### Written exercise
Output all of the entries exactly as written.

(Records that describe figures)

##########

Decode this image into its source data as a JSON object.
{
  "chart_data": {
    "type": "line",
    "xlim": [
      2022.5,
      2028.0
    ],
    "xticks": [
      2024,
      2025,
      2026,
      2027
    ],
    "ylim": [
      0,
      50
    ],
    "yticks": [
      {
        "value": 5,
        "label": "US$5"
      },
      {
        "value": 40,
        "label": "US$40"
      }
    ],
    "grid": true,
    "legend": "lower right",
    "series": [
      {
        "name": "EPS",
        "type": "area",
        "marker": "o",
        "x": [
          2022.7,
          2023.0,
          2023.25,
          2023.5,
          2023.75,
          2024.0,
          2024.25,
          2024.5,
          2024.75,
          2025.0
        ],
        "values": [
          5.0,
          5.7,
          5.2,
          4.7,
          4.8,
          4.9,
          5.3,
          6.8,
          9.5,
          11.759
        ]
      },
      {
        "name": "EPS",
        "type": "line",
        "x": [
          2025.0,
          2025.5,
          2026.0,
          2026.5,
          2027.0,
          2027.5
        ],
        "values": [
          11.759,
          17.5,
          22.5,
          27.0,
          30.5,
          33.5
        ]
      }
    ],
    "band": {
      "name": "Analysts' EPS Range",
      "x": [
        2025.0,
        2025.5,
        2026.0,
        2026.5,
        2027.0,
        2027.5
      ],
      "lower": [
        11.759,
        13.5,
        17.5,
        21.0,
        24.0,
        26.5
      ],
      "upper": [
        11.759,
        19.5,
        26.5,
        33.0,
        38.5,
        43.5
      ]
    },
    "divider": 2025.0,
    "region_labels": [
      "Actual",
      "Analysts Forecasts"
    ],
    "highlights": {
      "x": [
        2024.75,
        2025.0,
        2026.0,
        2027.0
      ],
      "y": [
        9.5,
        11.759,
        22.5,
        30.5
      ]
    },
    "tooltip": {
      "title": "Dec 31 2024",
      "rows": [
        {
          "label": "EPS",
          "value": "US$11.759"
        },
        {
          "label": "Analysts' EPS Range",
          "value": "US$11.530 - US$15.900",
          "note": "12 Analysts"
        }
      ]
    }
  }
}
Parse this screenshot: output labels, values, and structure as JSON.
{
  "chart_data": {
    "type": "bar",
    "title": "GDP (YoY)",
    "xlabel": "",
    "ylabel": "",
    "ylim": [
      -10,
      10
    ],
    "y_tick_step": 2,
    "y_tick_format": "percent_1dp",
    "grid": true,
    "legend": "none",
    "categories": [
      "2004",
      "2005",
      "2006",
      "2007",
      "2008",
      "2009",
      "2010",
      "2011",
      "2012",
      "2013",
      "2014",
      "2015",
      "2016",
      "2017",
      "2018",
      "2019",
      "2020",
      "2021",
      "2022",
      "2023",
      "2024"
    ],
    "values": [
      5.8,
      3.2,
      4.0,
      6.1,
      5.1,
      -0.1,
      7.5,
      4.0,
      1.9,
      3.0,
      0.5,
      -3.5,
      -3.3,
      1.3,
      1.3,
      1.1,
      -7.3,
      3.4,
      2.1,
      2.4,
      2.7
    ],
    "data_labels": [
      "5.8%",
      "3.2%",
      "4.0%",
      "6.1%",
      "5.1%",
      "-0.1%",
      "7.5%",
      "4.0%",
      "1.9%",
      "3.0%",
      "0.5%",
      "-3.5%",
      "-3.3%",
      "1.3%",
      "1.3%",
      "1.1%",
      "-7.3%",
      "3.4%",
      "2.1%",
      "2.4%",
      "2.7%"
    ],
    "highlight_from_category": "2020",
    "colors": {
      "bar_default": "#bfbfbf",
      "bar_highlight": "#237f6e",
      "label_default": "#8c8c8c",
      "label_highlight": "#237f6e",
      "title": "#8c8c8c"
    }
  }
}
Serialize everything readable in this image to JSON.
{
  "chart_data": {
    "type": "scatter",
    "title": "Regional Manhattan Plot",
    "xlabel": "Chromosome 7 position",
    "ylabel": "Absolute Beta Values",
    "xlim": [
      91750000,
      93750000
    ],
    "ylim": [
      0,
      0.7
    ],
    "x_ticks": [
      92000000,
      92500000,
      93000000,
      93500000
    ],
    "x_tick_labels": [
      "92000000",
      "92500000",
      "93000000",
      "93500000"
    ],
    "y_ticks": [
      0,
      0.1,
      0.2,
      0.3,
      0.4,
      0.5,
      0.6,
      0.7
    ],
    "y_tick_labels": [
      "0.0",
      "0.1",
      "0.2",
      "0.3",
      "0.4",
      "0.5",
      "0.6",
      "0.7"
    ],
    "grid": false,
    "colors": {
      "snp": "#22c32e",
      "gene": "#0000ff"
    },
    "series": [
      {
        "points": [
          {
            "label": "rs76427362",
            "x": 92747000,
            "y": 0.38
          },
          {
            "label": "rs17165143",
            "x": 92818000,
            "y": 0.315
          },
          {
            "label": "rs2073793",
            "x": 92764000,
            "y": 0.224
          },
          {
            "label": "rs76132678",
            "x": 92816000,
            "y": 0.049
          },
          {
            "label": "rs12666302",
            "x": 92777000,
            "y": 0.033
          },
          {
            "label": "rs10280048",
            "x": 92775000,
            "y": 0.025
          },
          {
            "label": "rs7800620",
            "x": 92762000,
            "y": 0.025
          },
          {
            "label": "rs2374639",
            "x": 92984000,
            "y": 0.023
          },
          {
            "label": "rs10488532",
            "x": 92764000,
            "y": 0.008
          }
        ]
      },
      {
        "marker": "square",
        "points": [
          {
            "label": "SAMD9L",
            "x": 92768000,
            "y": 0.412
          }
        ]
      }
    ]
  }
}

##########

### Exercise output
Decode this image into its source data as a JSON object.
{
  "chart_data": {
    "type": "line",
    "xlim": [
      2022.5,
      2028.0
    ],
    "xticks": [
      2024,
      2025,
      2026,
      2027
    ],
    "ylim": [
      0,
      50
    ],
    "yticks": [
      {
        "value": 5,
        "label": "US$5"
      },
      {
        "value": 40,
        "label": "US$40"
      }
    ],
    "grid": true,
    "legend": "lower right",
    "series": [
      {
        "name": "EPS",
        "type": "area",
        "marker": "o",
        "x": [
          2022.7,
          2023.0,
          2023.25,
          2023.5,
          2023.75,
          2024.0,
          2024.25,
          2024.5,
          2024.75,
          2025.0
        ],
        "values": [
          5.0,
          5.7,
          5.2,
          4.7,
          4.8,
          4.9,
          5.3,
          6.8,
          9.5,
          11.759
        ]
      },
      {
        "name": "EPS",
        "type": "line",
        "x": [
          2025.0,
          2025.5,
          2026.0,
          2026.5,
          2027.0,
          2027.5
        ],
        "values": [
          11.759,
          17.5,
          22.5,
          27.0,
          30.5,
          33.5
        ]
      }
    ],
    "band": {
      "name": "Analysts' EPS Range",
      "x": [
        2025.0,
        2025.5,
        2026.0,
        2026.5,
        2027.0,
        2027.5
      ],
      "lower": [
        11.759,
        13.5,
        17.5,
        21.0,
        24.0,
        26.5
      ],
      "upper": [
        11.759,
        19.5,
        26.5,
        33.0,
        38.5,
        43.5
      ]
    },
    "divider": 2025.0,
    "region_labels": [
      "Actual",
      "Analysts Forecasts"
    ],
    "highlights": {
      "x": [
        2024.75,
        2025.0,
        2026.0,
        2027.0
      ],
      "y": [
        9.5,
        11.759,
        22.5,
        30.5
      ]
    },
    "tooltip": {
      "title": "Dec 31 2024",
      "rows": [
        {
          "label": "EPS",
          "value": "US$11.759"
        },
        {
          "label": "Analysts' EPS Range",
          "value": "US$11.530 - US$15.900",
          "note": "12 Analysts"
        }
      ]
    }
  }
}
Parse this screenshot: output labels, values, and structure as JSON.
{
  "chart_data": {
    "type": "bar",
    "title": "GDP (YoY)",
    "xlabel": "",
    "ylabel": "",
    "ylim": [
      -10,
      10
    ],
    "y_tick_step": 2,
    "y_tick_format": "percent_1dp",
    "grid": true,
    "legend": "none",
    "categories": [
      "2004",
      "2005",
      "2006",
      "2007",
      "2008",
      "2009",
      "2010",
      "2011",
      "2012",
      "2013",
      "2014",
      "2015",
      "2016",
      "2017",
      "2018",
      "2019",
      "2020",
      "2021",
      "2022",
      "2023",
      "2024"
    ],
    "values": [
      5.8,
      3.2,
      4.0,
      6.1,
      5.1,
      -0.1,
      7.5,
      4.0,
      1.9,
      3.0,
      0.5,
      -3.5,
      -3.3,
      1.3,
      1.3,
      1.1,
      -7.3,
      3.4,
      2.1,
      2.4,
      2.7
    ],
    "data_labels": [
      "5.8%",
      "3.2%",
      "4.0%",
      "6.1%",
      "5.1%",
      "-0.1%",
      "7.5%",
      "4.0%",
      "1.9%",
      "3.0%",
      "0.5%",
      "-3.5%",
      "-3.3%",
      "1.3%",
      "1.3%",
      "1.1%",
      "-7.3%",
      "3.4%",
      "2.1%",
      "2.4%",
      "2.7%"
    ],
    "highlight_from_category": "2020",
    "colors": {
      "bar_default": "#bfbfbf",
      "bar_highlight": "#237f6e",
      "label_default": "#8c8c8c",
      "label_highlight": "#237f6e",
      "title": "#8c8c8c"
    }
  }
}
Serialize everything readable in this image to JSON.
{
  "chart_data": {
    "type": "scatter",
    "title": "Regional Manhattan Plot",
    "xlabel": "Chromosome 7 position",
    "ylabel": "Absolute Beta Values",
    "xlim": [
      91750000,
      93750000
    ],
    "ylim": [
      0,
      0.7
    ],
    "x_ticks": [
      92000000,
      92500000,
      93000000,
      93500000
    ],
    "x_tick_labels": [
      "92000000",
      "92500000",
      "93000000",
      "93500000"
    ],
    "y_ticks": [
      0,
      0.1,
      0.2,
      0.3,
      0.4,
      0.5,
      0.6,
      0.7
    ],
    "y_tick_labels": [
      "0.0",
      "0.1",
      "0.2",
      "0.3",
      "0.4",
      "0.5",
      "0.6",
      "0.7"
    ],
    "grid": false,
    "colors": {
      "snp": "#22c32e",
      "gene": "#0000ff"
    },
    "series": [
      {
        "points": [
          {
            "label": "rs76427362",
            "x": 92747000,
            "y": 0.38
          },
          {
            "label": "rs17165143",
            "x": 92818000,
            "y": 0.315
          },
          {
            "label": "rs2073793",
            "x": 92764000,
            "y": 0.224
          },
          {
            "label": "rs76132678",
            "x": 92816000,
            "y": 0.049
          },
          {
            "label": "rs12666302",
            "x": 92777000,
            "y": 0.033
          },
          {
            "label": "rs10280048",
            "x": 92775000,
            "y": 0.025
          },
          {
            "label": "rs7800620",
            "x": 92762000,
            "y": 0.025
          },
          {
            "label": "rs2374639",
            "x": 92984000,
            "y": 0.023
          },
          {
            "label": "rs10488532",
            "x": 92764000,
            "y": 0.008
          }
        ]
      },
      {
        "marker": "square",
        "points": [
          {
            "label": "SAMD9L",
            "x": 92768000,
            "y": 0.412
          }
        ]
      }
    ]
  }
}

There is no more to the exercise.